- _The task_
Copy the lines that follow, keeping every character the same.

- _Task material_
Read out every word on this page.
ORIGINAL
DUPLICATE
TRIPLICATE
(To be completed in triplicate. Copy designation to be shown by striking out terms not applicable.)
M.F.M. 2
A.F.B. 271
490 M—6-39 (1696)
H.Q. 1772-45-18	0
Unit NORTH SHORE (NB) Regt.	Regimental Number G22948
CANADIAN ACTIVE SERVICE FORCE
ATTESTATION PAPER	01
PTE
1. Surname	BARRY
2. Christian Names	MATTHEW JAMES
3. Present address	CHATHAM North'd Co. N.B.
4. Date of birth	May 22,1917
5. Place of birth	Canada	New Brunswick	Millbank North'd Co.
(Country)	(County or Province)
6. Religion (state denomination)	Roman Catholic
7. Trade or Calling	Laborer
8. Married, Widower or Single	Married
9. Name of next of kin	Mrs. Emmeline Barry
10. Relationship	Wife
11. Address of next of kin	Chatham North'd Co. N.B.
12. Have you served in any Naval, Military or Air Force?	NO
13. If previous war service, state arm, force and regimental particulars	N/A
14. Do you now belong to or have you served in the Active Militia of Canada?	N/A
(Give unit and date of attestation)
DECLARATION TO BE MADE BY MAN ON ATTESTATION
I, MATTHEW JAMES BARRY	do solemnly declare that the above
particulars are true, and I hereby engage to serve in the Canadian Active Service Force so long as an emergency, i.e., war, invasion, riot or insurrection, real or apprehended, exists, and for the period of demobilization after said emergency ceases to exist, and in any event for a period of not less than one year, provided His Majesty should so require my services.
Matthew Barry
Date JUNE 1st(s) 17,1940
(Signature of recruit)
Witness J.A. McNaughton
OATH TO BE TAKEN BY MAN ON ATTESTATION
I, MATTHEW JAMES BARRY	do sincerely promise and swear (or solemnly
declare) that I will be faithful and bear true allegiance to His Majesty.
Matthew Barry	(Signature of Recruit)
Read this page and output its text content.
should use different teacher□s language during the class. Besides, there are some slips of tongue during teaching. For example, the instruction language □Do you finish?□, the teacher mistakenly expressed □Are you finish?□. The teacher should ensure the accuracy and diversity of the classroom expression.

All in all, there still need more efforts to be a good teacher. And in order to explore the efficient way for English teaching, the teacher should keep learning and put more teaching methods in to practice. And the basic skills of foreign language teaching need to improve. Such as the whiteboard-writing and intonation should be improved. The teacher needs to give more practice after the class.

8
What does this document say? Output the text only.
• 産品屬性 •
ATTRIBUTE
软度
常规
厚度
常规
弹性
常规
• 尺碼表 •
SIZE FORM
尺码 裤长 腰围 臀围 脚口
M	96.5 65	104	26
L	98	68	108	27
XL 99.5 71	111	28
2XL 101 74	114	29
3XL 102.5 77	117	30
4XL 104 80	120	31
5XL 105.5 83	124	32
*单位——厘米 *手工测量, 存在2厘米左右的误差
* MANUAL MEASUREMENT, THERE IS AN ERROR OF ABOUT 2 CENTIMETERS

- _Written response_
Read out every word on this page.
ORIGINAL
DUPLICATE
TRIPLICATE
(To be completed in triplicate. Copy designation to be shown by striking out terms not applicable.)
M.F.M. 2
A.F.B. 271
490 M—6-39 (1696)
H.Q. 1772-45-18	0
Unit NORTH SHORE (NB) Regt.	Regimental Number G22948
CANADIAN ACTIVE SERVICE FORCE
ATTESTATION PAPER	01
PTE
1. Surname	BARRY
2. Christian Names	MATTHEW JAMES
3. Present address	CHATHAM North'd Co. N.B.
4. Date of birth	May 22,1917
5. Place of birth	Canada	New Brunswick	Millbank North'd Co.
(Country)	(County or Province)
6. Religion (state denomination)	Roman Catholic
7. Trade or Calling	Laborer
8. Married, Widower or Single	Married
9. Name of next of kin	Mrs. Emmeline Barry
10. Relationship	Wife
11. Address of next of kin	Chatham North'd Co. N.B.
12. Have you served in any Naval, Military or Air Force?	NO
13. If previous war service, state arm, force and regimental particulars	N/A
14. Do you now belong to or have you served in the Active Militia of Canada?	N/A
(Give unit and date of attestation)
DECLARATION TO BE MADE BY MAN ON ATTESTATION
I, MATTHEW JAMES BARRY	do solemnly declare that the above
particulars are true, and I hereby engage to serve in the Canadian Active Service Force so long as an emergency, i.e., war, invasion, riot or insurrection, real or apprehended, exists, and for the period of demobilization after said emergency ceases to exist, and in any event for a period of not less than one year, provided His Majesty should so require my services.
Matthew Barry
Date JUNE 1st(s) 17,1940
(Signature of recruit)
Witness J.A. McNaughton
OATH TO BE TAKEN BY MAN ON ATTESTATION
I, MATTHEW JAMES BARRY	do sincerely promise and swear (or solemnly
declare) that I will be faithful and bear true allegiance to His Majesty.
Matthew Barry	(Signature of Recruit)
Read this page and output its text content.
should use different teacher□s language during the class. Besides, there are some slips of tongue during teaching. For example, the instruction language □Do you finish?□, the teacher mistakenly expressed □Are you finish?□. The teacher should ensure the accuracy and diversity of the classroom expression.

All in all, there still need more efforts to be a good teacher. And in order to explore the efficient way for English teaching, the teacher should keep learning and put more teaching methods in to practice. And the basic skills of foreign language teaching need to improve. Such as the whiteboard-writing and intonation should be improved. The teacher needs to give more practice after the class.

8
What does this document say? Output the text only.
• 産品屬性 •
ATTRIBUTE
软度
常规
厚度
常规
弹性
常规
• 尺碼表 •
SIZE FORM
尺码 裤长 腰围 臀围 脚口
M	96.5 65	104	26
L	98	68	108	27
XL 99.5 71	111	28
2XL 101 74	114	29
3XL 102.5 77	117	30
4XL 104 80	120	31
5XL 105.5 83	124	32
*单位——厘米 *手工测量, 存在2厘米左右的误差
* MANUAL MEASUREMENT, THERE IS AN ERROR OF ABOUT 2 CENTIMETERS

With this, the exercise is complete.